**EXERCISE GOAL:**
From the entries below, extract every line that includes the word "delay".

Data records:
_____

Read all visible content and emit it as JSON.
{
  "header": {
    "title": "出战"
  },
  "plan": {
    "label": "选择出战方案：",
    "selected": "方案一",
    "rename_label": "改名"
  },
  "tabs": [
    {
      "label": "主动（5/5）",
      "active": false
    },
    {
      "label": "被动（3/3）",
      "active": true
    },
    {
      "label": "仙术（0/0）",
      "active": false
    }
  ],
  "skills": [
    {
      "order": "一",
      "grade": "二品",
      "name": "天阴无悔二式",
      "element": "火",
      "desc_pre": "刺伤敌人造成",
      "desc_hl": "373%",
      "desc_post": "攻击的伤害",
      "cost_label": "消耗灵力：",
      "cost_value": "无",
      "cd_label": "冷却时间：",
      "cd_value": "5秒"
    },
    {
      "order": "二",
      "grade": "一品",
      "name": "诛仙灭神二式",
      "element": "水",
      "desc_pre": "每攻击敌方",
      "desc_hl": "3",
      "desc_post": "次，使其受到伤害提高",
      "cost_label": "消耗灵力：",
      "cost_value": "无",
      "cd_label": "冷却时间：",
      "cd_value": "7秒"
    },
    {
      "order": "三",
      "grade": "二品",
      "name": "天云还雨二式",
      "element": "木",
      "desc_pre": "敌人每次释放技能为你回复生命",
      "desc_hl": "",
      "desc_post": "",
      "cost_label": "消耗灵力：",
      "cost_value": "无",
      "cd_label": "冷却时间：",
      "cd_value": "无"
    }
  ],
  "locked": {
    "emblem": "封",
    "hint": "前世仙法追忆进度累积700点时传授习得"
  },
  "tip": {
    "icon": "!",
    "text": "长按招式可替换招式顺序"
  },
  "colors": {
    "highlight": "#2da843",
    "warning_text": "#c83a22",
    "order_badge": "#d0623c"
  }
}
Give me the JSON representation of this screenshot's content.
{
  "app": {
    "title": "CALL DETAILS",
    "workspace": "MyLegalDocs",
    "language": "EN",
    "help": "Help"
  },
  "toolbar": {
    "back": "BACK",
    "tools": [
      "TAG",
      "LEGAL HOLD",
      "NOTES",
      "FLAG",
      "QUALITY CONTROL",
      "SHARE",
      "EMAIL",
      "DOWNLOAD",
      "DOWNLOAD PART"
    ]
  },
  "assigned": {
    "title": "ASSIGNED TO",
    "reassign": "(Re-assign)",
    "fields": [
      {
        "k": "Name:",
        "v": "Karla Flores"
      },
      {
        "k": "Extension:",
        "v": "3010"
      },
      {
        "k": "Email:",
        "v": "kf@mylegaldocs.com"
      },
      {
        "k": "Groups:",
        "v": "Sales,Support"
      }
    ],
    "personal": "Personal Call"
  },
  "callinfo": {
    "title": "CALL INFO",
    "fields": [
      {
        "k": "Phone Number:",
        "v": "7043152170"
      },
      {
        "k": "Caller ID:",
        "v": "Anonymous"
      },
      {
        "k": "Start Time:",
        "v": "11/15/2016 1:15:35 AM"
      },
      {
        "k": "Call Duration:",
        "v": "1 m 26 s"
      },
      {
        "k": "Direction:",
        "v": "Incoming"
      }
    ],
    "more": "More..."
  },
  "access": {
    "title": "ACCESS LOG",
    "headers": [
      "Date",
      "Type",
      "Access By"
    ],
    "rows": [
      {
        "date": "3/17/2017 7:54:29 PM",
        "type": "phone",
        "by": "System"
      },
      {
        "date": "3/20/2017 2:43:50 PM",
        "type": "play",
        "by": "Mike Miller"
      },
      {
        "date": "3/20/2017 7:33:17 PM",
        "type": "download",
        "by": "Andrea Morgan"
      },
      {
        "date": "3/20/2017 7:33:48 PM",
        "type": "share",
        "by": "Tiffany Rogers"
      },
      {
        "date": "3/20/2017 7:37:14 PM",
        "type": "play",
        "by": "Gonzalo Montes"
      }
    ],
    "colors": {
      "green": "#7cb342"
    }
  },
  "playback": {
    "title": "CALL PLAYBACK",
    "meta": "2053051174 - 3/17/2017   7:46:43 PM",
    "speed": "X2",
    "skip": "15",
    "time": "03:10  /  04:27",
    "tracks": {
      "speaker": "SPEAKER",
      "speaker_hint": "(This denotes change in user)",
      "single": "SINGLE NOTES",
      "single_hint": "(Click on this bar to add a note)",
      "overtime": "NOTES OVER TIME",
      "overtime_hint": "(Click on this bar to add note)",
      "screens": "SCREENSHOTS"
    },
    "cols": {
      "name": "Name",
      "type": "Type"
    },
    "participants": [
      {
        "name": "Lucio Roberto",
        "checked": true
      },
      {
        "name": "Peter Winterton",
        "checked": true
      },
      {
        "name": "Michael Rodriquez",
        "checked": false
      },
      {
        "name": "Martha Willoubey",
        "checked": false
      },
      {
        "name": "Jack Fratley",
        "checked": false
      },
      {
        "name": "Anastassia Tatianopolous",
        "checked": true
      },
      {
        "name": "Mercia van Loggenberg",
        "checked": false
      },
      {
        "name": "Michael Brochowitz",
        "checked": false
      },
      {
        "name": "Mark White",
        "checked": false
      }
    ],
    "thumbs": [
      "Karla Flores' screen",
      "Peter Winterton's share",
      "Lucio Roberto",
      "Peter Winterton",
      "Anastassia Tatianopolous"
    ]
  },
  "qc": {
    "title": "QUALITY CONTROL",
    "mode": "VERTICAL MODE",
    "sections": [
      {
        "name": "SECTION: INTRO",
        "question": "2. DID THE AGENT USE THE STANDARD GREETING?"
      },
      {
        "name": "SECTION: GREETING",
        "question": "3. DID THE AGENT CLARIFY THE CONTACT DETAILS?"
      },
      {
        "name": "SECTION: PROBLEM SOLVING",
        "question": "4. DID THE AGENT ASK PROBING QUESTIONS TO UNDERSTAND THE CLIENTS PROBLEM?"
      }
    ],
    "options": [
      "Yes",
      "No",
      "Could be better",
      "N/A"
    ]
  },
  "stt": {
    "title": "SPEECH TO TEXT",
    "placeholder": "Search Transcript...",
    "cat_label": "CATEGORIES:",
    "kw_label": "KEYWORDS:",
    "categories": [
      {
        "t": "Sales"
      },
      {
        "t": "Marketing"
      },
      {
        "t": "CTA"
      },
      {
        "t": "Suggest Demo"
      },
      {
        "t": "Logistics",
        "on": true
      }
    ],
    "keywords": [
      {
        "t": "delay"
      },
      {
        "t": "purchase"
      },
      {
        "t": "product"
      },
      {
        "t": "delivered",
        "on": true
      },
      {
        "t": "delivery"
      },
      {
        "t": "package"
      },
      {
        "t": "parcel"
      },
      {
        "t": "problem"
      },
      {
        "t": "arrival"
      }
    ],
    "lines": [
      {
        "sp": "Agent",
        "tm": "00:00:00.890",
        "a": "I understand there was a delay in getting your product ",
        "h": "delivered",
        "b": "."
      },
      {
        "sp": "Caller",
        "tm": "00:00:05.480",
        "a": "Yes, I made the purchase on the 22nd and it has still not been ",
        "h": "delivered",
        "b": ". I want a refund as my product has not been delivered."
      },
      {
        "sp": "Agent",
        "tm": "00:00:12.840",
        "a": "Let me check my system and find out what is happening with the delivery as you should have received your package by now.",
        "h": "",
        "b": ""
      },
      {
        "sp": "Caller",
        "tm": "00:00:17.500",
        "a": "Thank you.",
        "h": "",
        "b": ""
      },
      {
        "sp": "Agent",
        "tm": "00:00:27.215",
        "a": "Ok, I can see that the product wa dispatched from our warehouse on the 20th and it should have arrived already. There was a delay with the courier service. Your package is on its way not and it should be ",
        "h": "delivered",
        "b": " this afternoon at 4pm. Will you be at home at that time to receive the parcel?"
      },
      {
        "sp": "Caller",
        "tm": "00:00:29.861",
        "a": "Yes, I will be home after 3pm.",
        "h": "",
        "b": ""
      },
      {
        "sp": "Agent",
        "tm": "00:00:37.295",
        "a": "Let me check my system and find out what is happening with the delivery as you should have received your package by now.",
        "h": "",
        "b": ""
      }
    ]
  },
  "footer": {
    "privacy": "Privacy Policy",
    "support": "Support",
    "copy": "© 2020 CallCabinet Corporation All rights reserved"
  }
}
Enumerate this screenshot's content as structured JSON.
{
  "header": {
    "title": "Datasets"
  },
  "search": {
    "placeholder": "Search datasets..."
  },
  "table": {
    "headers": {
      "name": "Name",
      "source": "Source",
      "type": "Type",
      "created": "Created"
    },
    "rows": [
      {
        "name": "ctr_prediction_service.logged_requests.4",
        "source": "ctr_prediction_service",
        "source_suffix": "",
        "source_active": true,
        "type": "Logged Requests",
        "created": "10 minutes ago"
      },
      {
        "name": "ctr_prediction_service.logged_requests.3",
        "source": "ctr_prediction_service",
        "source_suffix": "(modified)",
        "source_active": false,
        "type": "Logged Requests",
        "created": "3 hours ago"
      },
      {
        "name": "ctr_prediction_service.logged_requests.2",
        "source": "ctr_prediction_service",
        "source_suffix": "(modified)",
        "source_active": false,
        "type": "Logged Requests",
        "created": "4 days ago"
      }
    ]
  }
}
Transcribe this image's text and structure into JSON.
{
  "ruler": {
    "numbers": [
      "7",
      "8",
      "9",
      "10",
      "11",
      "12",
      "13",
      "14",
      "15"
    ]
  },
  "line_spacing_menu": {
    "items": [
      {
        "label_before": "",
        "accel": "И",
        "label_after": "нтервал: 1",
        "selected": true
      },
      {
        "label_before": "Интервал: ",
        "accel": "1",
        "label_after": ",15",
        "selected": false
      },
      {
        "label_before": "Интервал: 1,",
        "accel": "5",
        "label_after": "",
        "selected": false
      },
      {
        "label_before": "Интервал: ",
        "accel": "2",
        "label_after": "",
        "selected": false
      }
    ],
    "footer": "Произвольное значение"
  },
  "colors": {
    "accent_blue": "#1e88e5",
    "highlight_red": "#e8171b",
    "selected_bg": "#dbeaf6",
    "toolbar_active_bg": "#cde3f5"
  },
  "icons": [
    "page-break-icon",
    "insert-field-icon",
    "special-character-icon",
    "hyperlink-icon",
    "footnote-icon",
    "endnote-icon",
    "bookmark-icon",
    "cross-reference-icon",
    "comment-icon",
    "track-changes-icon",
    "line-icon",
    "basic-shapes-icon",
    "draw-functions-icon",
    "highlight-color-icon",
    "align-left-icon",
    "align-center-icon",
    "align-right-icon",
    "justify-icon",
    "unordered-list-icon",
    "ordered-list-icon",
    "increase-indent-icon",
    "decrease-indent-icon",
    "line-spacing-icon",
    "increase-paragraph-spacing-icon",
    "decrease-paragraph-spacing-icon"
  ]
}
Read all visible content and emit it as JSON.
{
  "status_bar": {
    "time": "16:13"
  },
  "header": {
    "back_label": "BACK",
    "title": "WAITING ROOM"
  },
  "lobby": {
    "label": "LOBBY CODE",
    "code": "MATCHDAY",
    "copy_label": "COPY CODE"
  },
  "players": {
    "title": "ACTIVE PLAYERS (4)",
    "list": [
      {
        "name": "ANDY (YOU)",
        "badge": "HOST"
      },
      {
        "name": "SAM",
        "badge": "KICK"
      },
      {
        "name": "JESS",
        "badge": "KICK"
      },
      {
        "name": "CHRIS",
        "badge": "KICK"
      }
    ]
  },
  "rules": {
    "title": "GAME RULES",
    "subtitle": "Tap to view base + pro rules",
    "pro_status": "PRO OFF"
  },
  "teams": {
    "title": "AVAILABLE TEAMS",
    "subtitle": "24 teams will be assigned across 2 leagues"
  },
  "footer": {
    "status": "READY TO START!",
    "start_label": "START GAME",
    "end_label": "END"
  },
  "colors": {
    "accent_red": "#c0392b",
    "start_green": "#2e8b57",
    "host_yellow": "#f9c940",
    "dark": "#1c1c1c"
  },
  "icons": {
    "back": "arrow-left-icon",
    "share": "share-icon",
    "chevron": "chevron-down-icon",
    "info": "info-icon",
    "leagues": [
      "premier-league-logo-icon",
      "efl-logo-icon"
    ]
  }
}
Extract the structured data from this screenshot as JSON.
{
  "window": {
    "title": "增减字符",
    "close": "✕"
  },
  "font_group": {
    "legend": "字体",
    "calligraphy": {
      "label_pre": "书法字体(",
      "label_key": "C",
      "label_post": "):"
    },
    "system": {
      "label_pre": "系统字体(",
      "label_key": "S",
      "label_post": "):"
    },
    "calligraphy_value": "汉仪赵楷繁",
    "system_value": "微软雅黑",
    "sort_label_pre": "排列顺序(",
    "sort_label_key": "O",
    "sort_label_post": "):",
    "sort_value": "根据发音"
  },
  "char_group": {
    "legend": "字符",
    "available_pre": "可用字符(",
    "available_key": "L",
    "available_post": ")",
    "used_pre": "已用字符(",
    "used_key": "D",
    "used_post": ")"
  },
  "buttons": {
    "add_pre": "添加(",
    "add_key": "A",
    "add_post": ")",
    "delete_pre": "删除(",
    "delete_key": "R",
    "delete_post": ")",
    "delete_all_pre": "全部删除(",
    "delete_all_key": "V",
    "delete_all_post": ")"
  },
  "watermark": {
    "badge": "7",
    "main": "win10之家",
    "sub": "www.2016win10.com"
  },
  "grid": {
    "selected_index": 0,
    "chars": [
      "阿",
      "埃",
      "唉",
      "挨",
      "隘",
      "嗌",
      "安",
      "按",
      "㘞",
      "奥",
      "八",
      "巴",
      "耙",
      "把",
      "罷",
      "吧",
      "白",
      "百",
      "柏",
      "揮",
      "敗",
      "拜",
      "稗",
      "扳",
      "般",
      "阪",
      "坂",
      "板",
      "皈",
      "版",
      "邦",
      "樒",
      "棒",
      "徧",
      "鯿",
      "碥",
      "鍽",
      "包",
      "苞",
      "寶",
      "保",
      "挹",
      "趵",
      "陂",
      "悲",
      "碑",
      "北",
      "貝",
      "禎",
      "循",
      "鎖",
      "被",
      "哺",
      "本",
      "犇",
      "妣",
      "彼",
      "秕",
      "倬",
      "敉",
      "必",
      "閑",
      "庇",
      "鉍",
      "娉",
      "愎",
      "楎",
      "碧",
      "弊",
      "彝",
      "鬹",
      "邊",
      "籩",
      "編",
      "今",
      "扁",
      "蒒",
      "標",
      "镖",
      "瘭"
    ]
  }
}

_____

**COMPLETE ANSWER:**
        "t": "delay"
        "a": "I understand there was a delay in getting your product ",
        "a": "Ok, I can see that the product wa dispatched from our warehouse on the 20th and it should have arrived already. There was a delay with the courier service. Your package is on its way not and it should be ",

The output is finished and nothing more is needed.